Output every line of the data below exactly, without changing anything.

--- Start Dataset extract ---

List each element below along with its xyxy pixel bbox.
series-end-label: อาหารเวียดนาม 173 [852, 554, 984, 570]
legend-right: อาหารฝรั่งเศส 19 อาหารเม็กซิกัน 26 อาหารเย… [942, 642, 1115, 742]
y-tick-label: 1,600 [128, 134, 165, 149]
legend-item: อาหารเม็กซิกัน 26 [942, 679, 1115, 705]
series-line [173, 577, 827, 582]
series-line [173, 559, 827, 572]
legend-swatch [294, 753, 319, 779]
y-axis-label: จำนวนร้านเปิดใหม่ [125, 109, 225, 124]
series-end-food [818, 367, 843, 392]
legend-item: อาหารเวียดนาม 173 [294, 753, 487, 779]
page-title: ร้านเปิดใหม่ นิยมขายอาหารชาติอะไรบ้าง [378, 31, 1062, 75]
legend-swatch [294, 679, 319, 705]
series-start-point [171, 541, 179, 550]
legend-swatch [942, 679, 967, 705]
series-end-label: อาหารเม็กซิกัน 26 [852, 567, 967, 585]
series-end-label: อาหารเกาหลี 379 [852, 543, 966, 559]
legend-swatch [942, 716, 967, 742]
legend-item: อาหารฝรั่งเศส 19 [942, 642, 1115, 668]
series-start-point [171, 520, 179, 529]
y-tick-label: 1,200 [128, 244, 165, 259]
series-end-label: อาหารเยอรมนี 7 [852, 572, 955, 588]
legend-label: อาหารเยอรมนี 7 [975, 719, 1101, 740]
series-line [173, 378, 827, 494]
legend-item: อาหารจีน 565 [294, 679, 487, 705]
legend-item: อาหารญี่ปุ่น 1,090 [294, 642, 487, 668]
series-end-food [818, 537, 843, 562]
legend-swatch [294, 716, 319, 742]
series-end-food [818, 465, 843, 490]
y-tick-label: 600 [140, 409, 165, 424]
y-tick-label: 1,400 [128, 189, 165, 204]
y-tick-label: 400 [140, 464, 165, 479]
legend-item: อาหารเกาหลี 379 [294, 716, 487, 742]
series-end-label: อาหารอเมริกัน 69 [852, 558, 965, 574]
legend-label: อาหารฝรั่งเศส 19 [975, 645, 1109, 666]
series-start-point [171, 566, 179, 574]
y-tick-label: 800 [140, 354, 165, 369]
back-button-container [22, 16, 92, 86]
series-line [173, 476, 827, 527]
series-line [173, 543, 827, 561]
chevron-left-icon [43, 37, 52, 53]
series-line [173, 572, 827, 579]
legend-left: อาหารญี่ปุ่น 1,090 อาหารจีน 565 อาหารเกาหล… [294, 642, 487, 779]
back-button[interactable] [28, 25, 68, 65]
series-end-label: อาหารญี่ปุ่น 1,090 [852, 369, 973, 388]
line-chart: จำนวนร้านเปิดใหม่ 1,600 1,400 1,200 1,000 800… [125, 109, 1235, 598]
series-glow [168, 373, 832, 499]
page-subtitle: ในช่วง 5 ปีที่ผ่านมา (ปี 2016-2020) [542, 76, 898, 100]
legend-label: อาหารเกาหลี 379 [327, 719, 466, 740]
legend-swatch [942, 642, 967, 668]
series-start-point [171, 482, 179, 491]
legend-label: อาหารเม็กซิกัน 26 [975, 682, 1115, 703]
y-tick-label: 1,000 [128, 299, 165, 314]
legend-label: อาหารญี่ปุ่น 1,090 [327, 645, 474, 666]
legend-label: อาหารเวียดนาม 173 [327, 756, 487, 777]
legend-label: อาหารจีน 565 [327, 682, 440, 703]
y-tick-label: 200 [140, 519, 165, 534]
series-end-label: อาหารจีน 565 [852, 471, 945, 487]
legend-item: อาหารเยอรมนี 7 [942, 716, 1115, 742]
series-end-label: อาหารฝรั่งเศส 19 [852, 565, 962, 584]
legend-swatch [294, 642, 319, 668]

--- End Dataset extract ---

- Complete output:
List each element below along with its xyxy pixel bbox.
series-end-label: อาหารเวียดนาม 173 [852, 554, 984, 570]
legend-right: อาหารฝรั่งเศส 19 อาหารเม็กซิกัน 26 อาหารเย… [942, 642, 1115, 742]
y-tick-label: 1,600 [128, 134, 165, 149]
legend-item: อาหารเม็กซิกัน 26 [942, 679, 1115, 705]
series-line [173, 577, 827, 582]
series-line [173, 559, 827, 572]
legend-swatch [294, 753, 319, 779]
y-axis-label: จำนวนร้านเปิดใหม่ [125, 109, 225, 124]
series-end-food [818, 367, 843, 392]
legend-item: อาหารเวียดนาม 173 [294, 753, 487, 779]
page-title: ร้านเปิดใหม่ นิยมขายอาหารชาติอะไรบ้าง [378, 31, 1062, 75]
legend-swatch [294, 679, 319, 705]
series-start-point [171, 541, 179, 550]
legend-swatch [942, 679, 967, 705]
series-end-label: อาหารเม็กซิกัน 26 [852, 567, 967, 585]
series-end-label: อาหารเกาหลี 379 [852, 543, 966, 559]
legend-swatch [942, 716, 967, 742]
legend-item: อาหารฝรั่งเศส 19 [942, 642, 1115, 668]
series-start-point [171, 520, 179, 529]
y-tick-label: 1,200 [128, 244, 165, 259]
series-end-label: อาหารเยอรมนี 7 [852, 572, 955, 588]
legend-label: อาหารเยอรมนี 7 [975, 719, 1101, 740]
series-line [173, 378, 827, 494]
legend-item: อาหารจีน 565 [294, 679, 487, 705]
legend-item: อาหารญี่ปุ่น 1,090 [294, 642, 487, 668]
series-end-food [818, 537, 843, 562]
legend-swatch [294, 716, 319, 742]
series-end-food [818, 465, 843, 490]
y-tick-label: 600 [140, 409, 165, 424]
y-tick-label: 1,400 [128, 189, 165, 204]
y-tick-label: 400 [140, 464, 165, 479]
legend-item: อาหารเกาหลี 379 [294, 716, 487, 742]
series-end-label: อาหารอเมริกัน 69 [852, 558, 965, 574]
legend-label: อาหารฝรั่งเศส 19 [975, 645, 1109, 666]
series-start-point [171, 566, 179, 574]
y-tick-label: 800 [140, 354, 165, 369]
back-button-container [22, 16, 92, 86]
series-line [173, 476, 827, 527]
series-line [173, 543, 827, 561]
chevron-left-icon [43, 37, 52, 53]
series-line [173, 572, 827, 579]
legend-left: อาหารญี่ปุ่น 1,090 อาหารจีน 565 อาหารเกาหล… [294, 642, 487, 779]
back-button[interactable] [28, 25, 68, 65]
series-end-label: อาหารญี่ปุ่น 1,090 [852, 369, 973, 388]
line-chart: จำนวนร้านเปิดใหม่ 1,600 1,400 1,200 1,000 800… [125, 109, 1235, 598]
series-glow [168, 373, 832, 499]
page-subtitle: ในช่วง 5 ปีที่ผ่านมา (ปี 2016-2020) [542, 76, 898, 100]
legend-label: อาหารเกาหลี 379 [327, 719, 466, 740]
legend-swatch [942, 642, 967, 668]
series-start-point [171, 482, 179, 491]
legend-label: อาหารเม็กซิกัน 26 [975, 682, 1115, 703]
y-tick-label: 1,000 [128, 299, 165, 314]
legend-label: อาหารญี่ปุ่น 1,090 [327, 645, 474, 666]
legend-label: อาหารเวียดนาม 173 [327, 756, 487, 777]
legend-label: อาหารจีน 565 [327, 682, 440, 703]
y-tick-label: 200 [140, 519, 165, 534]
series-end-label: อาหารจีน 565 [852, 471, 945, 487]
legend-item: อาหารเยอรมนี 7 [942, 716, 1115, 742]
series-end-label: อาหารฝรั่งเศส 19 [852, 565, 962, 584]
legend-swatch [294, 642, 319, 668]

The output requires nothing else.